§ **Written instruction**: Transcribe every line of the records verbatim.

§ **Record list**:
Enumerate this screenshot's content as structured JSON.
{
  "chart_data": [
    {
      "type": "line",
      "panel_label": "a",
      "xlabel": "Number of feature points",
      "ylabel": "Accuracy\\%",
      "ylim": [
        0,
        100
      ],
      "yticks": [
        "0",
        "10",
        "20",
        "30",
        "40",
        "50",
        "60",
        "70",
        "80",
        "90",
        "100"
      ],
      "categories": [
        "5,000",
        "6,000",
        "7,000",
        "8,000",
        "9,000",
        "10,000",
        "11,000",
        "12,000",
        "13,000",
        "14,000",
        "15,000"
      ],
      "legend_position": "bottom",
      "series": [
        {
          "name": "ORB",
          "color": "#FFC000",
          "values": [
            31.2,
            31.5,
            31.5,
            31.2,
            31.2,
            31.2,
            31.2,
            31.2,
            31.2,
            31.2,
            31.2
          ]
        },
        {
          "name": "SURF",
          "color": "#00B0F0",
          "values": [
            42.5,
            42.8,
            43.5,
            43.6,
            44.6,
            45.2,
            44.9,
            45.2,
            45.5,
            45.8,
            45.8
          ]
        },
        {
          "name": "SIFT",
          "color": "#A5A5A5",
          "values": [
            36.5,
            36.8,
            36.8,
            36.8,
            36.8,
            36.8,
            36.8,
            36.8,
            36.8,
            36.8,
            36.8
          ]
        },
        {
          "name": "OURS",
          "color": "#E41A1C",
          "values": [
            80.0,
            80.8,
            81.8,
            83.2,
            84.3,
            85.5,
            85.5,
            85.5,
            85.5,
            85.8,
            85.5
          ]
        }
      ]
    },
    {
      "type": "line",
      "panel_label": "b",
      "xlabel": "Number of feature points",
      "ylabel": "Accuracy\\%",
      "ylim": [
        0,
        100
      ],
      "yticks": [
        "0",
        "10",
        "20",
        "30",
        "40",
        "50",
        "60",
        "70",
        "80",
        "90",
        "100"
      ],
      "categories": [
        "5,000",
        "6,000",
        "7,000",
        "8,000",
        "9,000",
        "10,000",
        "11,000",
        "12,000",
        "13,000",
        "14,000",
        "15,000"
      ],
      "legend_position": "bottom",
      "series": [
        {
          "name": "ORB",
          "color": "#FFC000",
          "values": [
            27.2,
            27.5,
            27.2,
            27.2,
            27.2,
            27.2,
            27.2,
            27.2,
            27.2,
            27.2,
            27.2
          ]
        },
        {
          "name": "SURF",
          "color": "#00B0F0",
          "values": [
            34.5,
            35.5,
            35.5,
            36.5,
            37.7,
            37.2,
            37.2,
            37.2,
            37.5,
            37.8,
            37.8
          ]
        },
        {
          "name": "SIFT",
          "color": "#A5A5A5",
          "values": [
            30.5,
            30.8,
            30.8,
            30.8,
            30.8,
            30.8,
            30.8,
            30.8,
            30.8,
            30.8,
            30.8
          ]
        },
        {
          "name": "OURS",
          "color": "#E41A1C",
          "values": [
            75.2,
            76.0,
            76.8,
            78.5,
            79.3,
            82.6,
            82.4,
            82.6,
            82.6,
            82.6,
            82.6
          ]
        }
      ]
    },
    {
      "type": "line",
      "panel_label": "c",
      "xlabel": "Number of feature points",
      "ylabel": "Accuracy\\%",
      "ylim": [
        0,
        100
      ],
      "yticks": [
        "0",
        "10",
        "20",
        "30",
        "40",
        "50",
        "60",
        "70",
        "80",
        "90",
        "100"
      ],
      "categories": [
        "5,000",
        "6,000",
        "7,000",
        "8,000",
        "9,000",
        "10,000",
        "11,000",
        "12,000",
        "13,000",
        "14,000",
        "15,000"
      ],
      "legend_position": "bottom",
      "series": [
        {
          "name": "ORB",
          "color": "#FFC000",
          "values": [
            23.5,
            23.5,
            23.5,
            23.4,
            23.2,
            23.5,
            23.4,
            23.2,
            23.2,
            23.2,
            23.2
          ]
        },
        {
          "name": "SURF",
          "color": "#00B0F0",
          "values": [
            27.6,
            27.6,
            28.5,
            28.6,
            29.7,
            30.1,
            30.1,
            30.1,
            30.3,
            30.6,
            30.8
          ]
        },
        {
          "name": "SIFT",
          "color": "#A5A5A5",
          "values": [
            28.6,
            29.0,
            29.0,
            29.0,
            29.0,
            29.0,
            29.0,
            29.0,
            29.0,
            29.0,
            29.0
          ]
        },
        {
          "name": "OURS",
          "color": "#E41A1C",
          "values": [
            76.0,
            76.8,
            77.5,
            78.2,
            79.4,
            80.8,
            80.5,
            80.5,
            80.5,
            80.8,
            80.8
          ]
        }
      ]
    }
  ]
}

§ **Response below**:
Enumerate this screenshot's content as structured JSON.
{
  "chart_data": [
    {
      "type": "line",
      "panel_label": "a",
      "xlabel": "Number of feature points",
      "ylabel": "Accuracy\\%",
      "ylim": [
        0,
        100
      ],
      "yticks": [
        "0",
        "10",
        "20",
        "30",
        "40",
        "50",
        "60",
        "70",
        "80",
        "90",
        "100"
      ],
      "categories": [
        "5,000",
        "6,000",
        "7,000",
        "8,000",
        "9,000",
        "10,000",
        "11,000",
        "12,000",
        "13,000",
        "14,000",
        "15,000"
      ],
      "legend_position": "bottom",
      "series": [
        {
          "name": "ORB",
          "color": "#FFC000",
          "values": [
            31.2,
            31.5,
            31.5,
            31.2,
            31.2,
            31.2,
            31.2,
            31.2,
            31.2,
            31.2,
            31.2
          ]
        },
        {
          "name": "SURF",
          "color": "#00B0F0",
          "values": [
            42.5,
            42.8,
            43.5,
            43.6,
            44.6,
            45.2,
            44.9,
            45.2,
            45.5,
            45.8,
            45.8
          ]
        },
        {
          "name": "SIFT",
          "color": "#A5A5A5",
          "values": [
            36.5,
            36.8,
            36.8,
            36.8,
            36.8,
            36.8,
            36.8,
            36.8,
            36.8,
            36.8,
            36.8
          ]
        },
        {
          "name": "OURS",
          "color": "#E41A1C",
          "values": [
            80.0,
            80.8,
            81.8,
            83.2,
            84.3,
            85.5,
            85.5,
            85.5,
            85.5,
            85.8,
            85.5
          ]
        }
      ]
    },
    {
      "type": "line",
      "panel_label": "b",
      "xlabel": "Number of feature points",
      "ylabel": "Accuracy\\%",
      "ylim": [
        0,
        100
      ],
      "yticks": [
        "0",
        "10",
        "20",
        "30",
        "40",
        "50",
        "60",
        "70",
        "80",
        "90",
        "100"
      ],
      "categories": [
        "5,000",
        "6,000",
        "7,000",
        "8,000",
        "9,000",
        "10,000",
        "11,000",
        "12,000",
        "13,000",
        "14,000",
        "15,000"
      ],
      "legend_position": "bottom",
      "series": [
        {
          "name": "ORB",
          "color": "#FFC000",
          "values": [
            27.2,
            27.5,
            27.2,
            27.2,
            27.2,
            27.2,
            27.2,
            27.2,
            27.2,
            27.2,
            27.2
          ]
        },
        {
          "name": "SURF",
          "color": "#00B0F0",
          "values": [
            34.5,
            35.5,
            35.5,
            36.5,
            37.7,
            37.2,
            37.2,
            37.2,
            37.5,
            37.8,
            37.8
          ]
        },
        {
          "name": "SIFT",
          "color": "#A5A5A5",
          "values": [
            30.5,
            30.8,
            30.8,
            30.8,
            30.8,
            30.8,
            30.8,
            30.8,
            30.8,
            30.8,
            30.8
          ]
        },
        {
          "name": "OURS",
          "color": "#E41A1C",
          "values": [
            75.2,
            76.0,
            76.8,
            78.5,
            79.3,
            82.6,
            82.4,
            82.6,
            82.6,
            82.6,
            82.6
          ]
        }
      ]
    },
    {
      "type": "line",
      "panel_label": "c",
      "xlabel": "Number of feature points",
      "ylabel": "Accuracy\\%",
      "ylim": [
        0,
        100
      ],
      "yticks": [
        "0",
        "10",
        "20",
        "30",
        "40",
        "50",
        "60",
        "70",
        "80",
        "90",
        "100"
      ],
      "categories": [
        "5,000",
        "6,000",
        "7,000",
        "8,000",
        "9,000",
        "10,000",
        "11,000",
        "12,000",
        "13,000",
        "14,000",
        "15,000"
      ],
      "legend_position": "bottom",
      "series": [
        {
          "name": "ORB",
          "color": "#FFC000",
          "values": [
            23.5,
            23.5,
            23.5,
            23.4,
            23.2,
            23.5,
            23.4,
            23.2,
            23.2,
            23.2,
            23.2
          ]
        },
        {
          "name": "SURF",
          "color": "#00B0F0",
          "values": [
            27.6,
            27.6,
            28.5,
            28.6,
            29.7,
            30.1,
            30.1,
            30.1,
            30.3,
            30.6,
            30.8
          ]
        },
        {
          "name": "SIFT",
          "color": "#A5A5A5",
          "values": [
            28.6,
            29.0,
            29.0,
            29.0,
            29.0,
            29.0,
            29.0,
            29.0,
            29.0,
            29.0,
            29.0
          ]
        },
        {
          "name": "OURS",
          "color": "#E41A1C",
          "values": [
            76.0,
            76.8,
            77.5,
            78.2,
            79.4,
            80.8,
            80.5,
            80.5,
            80.5,
            80.8,
            80.8
          ]
        }
      ]
    }
  ]
}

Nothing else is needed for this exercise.